▶ Directive:
Omit every picture and return the rest of the data unaltered.

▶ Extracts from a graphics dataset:
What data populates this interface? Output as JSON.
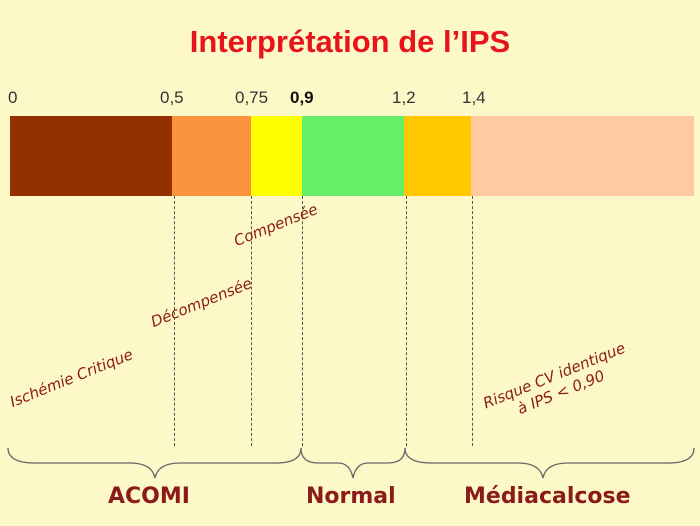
{
  "title": "Interprétation de l’IPS",
  "ticks": [
    "0",
    "0,5",
    "0,75",
    "0,9",
    "1,2",
    "1,4"
  ],
  "segment_colors": [
    "#933000",
    "#fb923c",
    "#ffff00",
    "#66ee66",
    "#ffc800",
    "#ffcaa0"
  ],
  "labels": {
    "compensee": "Compensée",
    "decompensee": "Décompensée",
    "ischemie": "Ischémie Critique",
    "risque_line1": "Risque CV identique",
    "risque_line2": "à IPS < 0,90"
  },
  "categories": {
    "acomi": "ACOMI",
    "normal": "Normal",
    "mediacalcose": "Médiacalcose"
  }
}
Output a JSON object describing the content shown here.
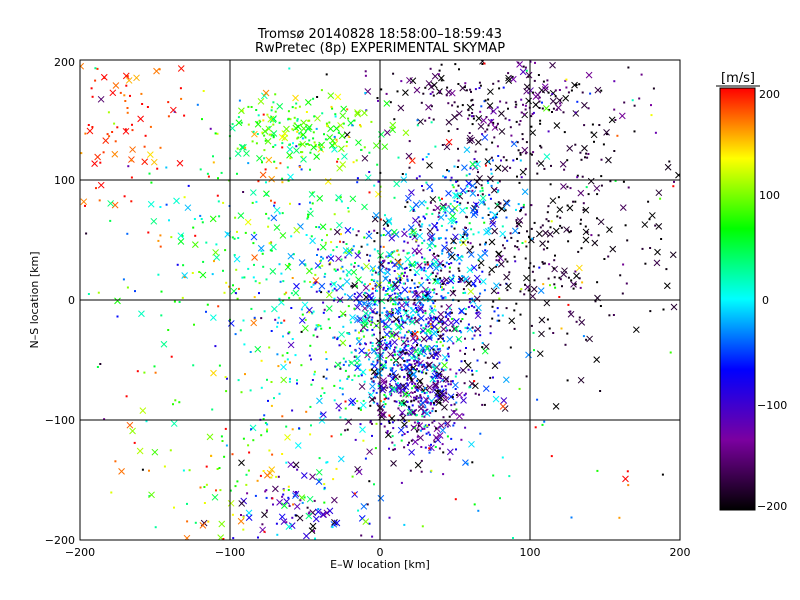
{
  "chart_data": {
    "type": "scatter",
    "title": "Tromsø 20140828 18:58:00–18:59:43",
    "subtitle": "RwPretec (8p) EXPERIMENTAL SKYMAP",
    "xlabel": "E–W location [km]",
    "ylabel": "N–S location [km]",
    "xlim": [
      -200,
      200
    ],
    "ylim": [
      -200,
      200
    ],
    "x_ticks": [
      "−200",
      "−100",
      "0",
      "100",
      "200"
    ],
    "y_ticks": [
      "−200",
      "−100",
      "0",
      "100",
      "200"
    ],
    "grid": true,
    "marker_styles": [
      "dot",
      "cross"
    ],
    "colorbar": {
      "unit_label": "[m/s]",
      "range": [
        -200,
        200
      ],
      "ticks": [
        "200",
        "100",
        "0",
        "−100",
        "−200"
      ],
      "colormap": [
        "#000000",
        "#7b00a0",
        "#0000ff",
        "#00ffff",
        "#00ff00",
        "#ffff00",
        "#ff0000"
      ]
    },
    "clusters": [
      {
        "center": [
          20,
          -10
        ],
        "spread": [
          25,
          40
        ],
        "count": 900,
        "mean_velocity": -60,
        "velocity_spread": 70,
        "cross_fraction": 0.25
      },
      {
        "center": [
          25,
          -80
        ],
        "spread": [
          18,
          25
        ],
        "count": 350,
        "mean_velocity": -130,
        "velocity_spread": 60,
        "cross_fraction": 0.3
      },
      {
        "center": [
          100,
          60
        ],
        "spread": [
          45,
          60
        ],
        "count": 450,
        "mean_velocity": -190,
        "velocity_spread": 20,
        "cross_fraction": 0.3
      },
      {
        "center": [
          80,
          170
        ],
        "spread": [
          45,
          20
        ],
        "count": 220,
        "mean_velocity": -170,
        "velocity_spread": 40,
        "cross_fraction": 0.3
      },
      {
        "center": [
          -50,
          140
        ],
        "spread": [
          25,
          15
        ],
        "count": 180,
        "mean_velocity": 80,
        "velocity_spread": 40,
        "cross_fraction": 0.4
      },
      {
        "center": [
          -60,
          50
        ],
        "spread": [
          50,
          60
        ],
        "count": 320,
        "mean_velocity": 60,
        "velocity_spread": 60,
        "cross_fraction": 0.2
      },
      {
        "center": [
          -170,
          140
        ],
        "spread": [
          20,
          35
        ],
        "count": 80,
        "mean_velocity": 190,
        "velocity_spread": 20,
        "cross_fraction": 0.3
      },
      {
        "center": [
          60,
          80
        ],
        "spread": [
          20,
          25
        ],
        "count": 150,
        "mean_velocity": -30,
        "velocity_spread": 40,
        "cross_fraction": 0.3
      },
      {
        "center": [
          -20,
          -50
        ],
        "spread": [
          40,
          50
        ],
        "count": 250,
        "mean_velocity": 0,
        "velocity_spread": 70,
        "cross_fraction": 0.2
      },
      {
        "center": [
          -50,
          -170
        ],
        "spread": [
          25,
          18
        ],
        "count": 90,
        "mean_velocity": -110,
        "velocity_spread": 60,
        "cross_fraction": 0.5
      },
      {
        "center": [
          -100,
          -140
        ],
        "spread": [
          30,
          40
        ],
        "count": 90,
        "mean_velocity": 120,
        "velocity_spread": 60,
        "cross_fraction": 0.2
      },
      {
        "center": [
          0,
          0
        ],
        "spread": [
          140,
          140
        ],
        "count": 280,
        "mean_velocity": 40,
        "velocity_spread": 130,
        "cross_fraction": 0.2
      }
    ]
  }
}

▶ Solution for this problem:
What data populates this interface? Output as JSON.
{
  "title": "Interprétation de l’IPS",
  "ticks": [
    "0",
    "0,5",
    "0,75",
    "0,9",
    "1,2",
    "1,4"
  ],
  "segment_colors": [
    "#933000",
    "#fb923c",
    "#ffff00",
    "#66ee66",
    "#ffc800",
    "#ffcaa0"
  ],
  "labels": {
    "compensee": "Compensée",
    "decompensee": "Décompensée",
    "ischemie": "Ischémie Critique",
    "risque_line1": "Risque CV identique",
    "risque_line2": "à IPS < 0,90"
  },
  "categories": {
    "acomi": "ACOMI",
    "normal": "Normal",
    "mediacalcose": "Médiacalcose"
  }
}
Output a JSON object describing the content shown here.
{
  "chart_data": {
    "type": "scatter",
    "title": "Tromsø 20140828 18:58:00–18:59:43",
    "subtitle": "RwPretec (8p) EXPERIMENTAL SKYMAP",
    "xlabel": "E–W location [km]",
    "ylabel": "N–S location [km]",
    "xlim": [
      -200,
      200
    ],
    "ylim": [
      -200,
      200
    ],
    "x_ticks": [
      "−200",
      "−100",
      "0",
      "100",
      "200"
    ],
    "y_ticks": [
      "−200",
      "−100",
      "0",
      "100",
      "200"
    ],
    "grid": true,
    "marker_styles": [
      "dot",
      "cross"
    ],
    "colorbar": {
      "unit_label": "[m/s]",
      "range": [
        -200,
        200
      ],
      "ticks": [
        "200",
        "100",
        "0",
        "−100",
        "−200"
      ],
      "colormap": [
        "#000000",
        "#7b00a0",
        "#0000ff",
        "#00ffff",
        "#00ff00",
        "#ffff00",
        "#ff0000"
      ]
    },
    "clusters": [
      {
        "center": [
          20,
          -10
        ],
        "spread": [
          25,
          40
        ],
        "count": 900,
        "mean_velocity": -60,
        "velocity_spread": 70,
        "cross_fraction": 0.25
      },
      {
        "center": [
          25,
          -80
        ],
        "spread": [
          18,
          25
        ],
        "count": 350,
        "mean_velocity": -130,
        "velocity_spread": 60,
        "cross_fraction": 0.3
      },
      {
        "center": [
          100,
          60
        ],
        "spread": [
          45,
          60
        ],
        "count": 450,
        "mean_velocity": -190,
        "velocity_spread": 20,
        "cross_fraction": 0.3
      },
      {
        "center": [
          80,
          170
        ],
        "spread": [
          45,
          20
        ],
        "count": 220,
        "mean_velocity": -170,
        "velocity_spread": 40,
        "cross_fraction": 0.3
      },
      {
        "center": [
          -50,
          140
        ],
        "spread": [
          25,
          15
        ],
        "count": 180,
        "mean_velocity": 80,
        "velocity_spread": 40,
        "cross_fraction": 0.4
      },
      {
        "center": [
          -60,
          50
        ],
        "spread": [
          50,
          60
        ],
        "count": 320,
        "mean_velocity": 60,
        "velocity_spread": 60,
        "cross_fraction": 0.2
      },
      {
        "center": [
          -170,
          140
        ],
        "spread": [
          20,
          35
        ],
        "count": 80,
        "mean_velocity": 190,
        "velocity_spread": 20,
        "cross_fraction": 0.3
      },
      {
        "center": [
          60,
          80
        ],
        "spread": [
          20,
          25
        ],
        "count": 150,
        "mean_velocity": -30,
        "velocity_spread": 40,
        "cross_fraction": 0.3
      },
      {
        "center": [
          -20,
          -50
        ],
        "spread": [
          40,
          50
        ],
        "count": 250,
        "mean_velocity": 0,
        "velocity_spread": 70,
        "cross_fraction": 0.2
      },
      {
        "center": [
          -50,
          -170
        ],
        "spread": [
          25,
          18
        ],
        "count": 90,
        "mean_velocity": -110,
        "velocity_spread": 60,
        "cross_fraction": 0.5
      },
      {
        "center": [
          -100,
          -140
        ],
        "spread": [
          30,
          40
        ],
        "count": 90,
        "mean_velocity": 120,
        "velocity_spread": 60,
        "cross_fraction": 0.2
      },
      {
        "center": [
          0,
          0
        ],
        "spread": [
          140,
          140
        ],
        "count": 280,
        "mean_velocity": 40,
        "velocity_spread": 130,
        "cross_fraction": 0.2
      }
    ]
  }
}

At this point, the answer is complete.